• _Task to complete_
List all lines of the data that include the string "title".

>>>>>

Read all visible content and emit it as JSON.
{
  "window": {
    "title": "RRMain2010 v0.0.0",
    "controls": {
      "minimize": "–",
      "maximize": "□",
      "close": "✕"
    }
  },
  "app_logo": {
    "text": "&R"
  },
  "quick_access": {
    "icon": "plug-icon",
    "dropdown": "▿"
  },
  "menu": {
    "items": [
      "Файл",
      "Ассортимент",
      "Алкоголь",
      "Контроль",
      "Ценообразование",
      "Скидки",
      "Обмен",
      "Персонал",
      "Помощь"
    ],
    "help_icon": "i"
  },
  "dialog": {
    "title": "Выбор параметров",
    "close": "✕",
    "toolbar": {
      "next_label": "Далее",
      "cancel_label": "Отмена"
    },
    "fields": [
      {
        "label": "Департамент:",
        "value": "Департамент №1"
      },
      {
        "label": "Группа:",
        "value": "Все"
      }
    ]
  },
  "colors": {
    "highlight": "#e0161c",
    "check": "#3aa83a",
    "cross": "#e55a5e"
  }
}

<<<<<

• _Expected output_
    "title": "RRMain2010 v0.0.0",
    "title": "Выбор параметров",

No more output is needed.